(Excerpt from a dataset)
○ ○ ○ ○ ○ ○ ○

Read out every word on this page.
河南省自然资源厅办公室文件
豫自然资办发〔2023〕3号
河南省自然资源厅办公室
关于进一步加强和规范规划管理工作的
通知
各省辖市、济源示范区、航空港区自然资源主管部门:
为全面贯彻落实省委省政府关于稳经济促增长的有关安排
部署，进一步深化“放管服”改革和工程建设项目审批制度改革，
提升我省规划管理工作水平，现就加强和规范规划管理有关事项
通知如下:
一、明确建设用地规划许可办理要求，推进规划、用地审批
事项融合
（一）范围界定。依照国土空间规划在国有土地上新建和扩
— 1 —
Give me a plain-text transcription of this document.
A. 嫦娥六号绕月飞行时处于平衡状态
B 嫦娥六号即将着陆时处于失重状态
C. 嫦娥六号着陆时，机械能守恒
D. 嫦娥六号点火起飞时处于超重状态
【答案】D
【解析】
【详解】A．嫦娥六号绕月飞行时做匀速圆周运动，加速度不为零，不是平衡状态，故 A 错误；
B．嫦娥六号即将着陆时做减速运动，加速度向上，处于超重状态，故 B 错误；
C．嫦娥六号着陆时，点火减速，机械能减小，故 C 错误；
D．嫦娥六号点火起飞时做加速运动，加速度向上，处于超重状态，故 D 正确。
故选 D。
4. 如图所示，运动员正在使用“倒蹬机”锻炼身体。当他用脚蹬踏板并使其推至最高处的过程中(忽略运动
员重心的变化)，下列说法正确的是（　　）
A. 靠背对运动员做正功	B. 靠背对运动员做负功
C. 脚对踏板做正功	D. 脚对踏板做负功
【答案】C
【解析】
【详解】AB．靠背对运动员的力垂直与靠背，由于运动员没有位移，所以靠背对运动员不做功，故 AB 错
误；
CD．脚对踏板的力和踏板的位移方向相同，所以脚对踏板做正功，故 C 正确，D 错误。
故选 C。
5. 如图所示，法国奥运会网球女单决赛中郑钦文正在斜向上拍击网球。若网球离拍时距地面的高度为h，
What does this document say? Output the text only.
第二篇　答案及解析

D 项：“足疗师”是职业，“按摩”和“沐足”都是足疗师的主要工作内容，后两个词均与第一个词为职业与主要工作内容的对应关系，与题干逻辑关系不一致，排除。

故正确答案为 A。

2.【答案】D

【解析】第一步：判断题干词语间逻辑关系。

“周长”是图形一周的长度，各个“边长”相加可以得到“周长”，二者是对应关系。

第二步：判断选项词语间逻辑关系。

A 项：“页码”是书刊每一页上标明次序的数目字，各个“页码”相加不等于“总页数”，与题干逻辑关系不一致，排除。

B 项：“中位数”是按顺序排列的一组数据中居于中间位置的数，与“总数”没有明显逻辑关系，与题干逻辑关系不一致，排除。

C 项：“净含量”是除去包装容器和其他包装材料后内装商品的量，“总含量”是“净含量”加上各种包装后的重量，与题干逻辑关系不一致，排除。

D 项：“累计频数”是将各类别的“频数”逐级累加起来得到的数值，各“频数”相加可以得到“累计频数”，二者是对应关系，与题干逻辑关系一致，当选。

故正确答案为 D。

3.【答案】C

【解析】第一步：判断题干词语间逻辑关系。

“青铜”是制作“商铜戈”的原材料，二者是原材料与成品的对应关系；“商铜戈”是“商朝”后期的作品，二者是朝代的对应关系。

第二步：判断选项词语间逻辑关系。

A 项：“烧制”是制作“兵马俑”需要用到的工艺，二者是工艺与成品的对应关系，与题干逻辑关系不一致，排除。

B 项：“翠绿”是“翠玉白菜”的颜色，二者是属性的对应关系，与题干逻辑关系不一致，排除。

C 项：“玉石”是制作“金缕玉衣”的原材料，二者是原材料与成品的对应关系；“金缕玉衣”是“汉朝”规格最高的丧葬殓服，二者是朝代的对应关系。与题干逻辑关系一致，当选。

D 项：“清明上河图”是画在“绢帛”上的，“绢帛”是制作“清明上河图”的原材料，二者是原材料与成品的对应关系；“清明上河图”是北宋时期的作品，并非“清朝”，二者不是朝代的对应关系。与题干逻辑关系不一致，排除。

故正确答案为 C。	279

○ ○ ○ ○ ○ ○ ○

Determine how many lines of the listing hold the word "this" and reply with that figure alone.

3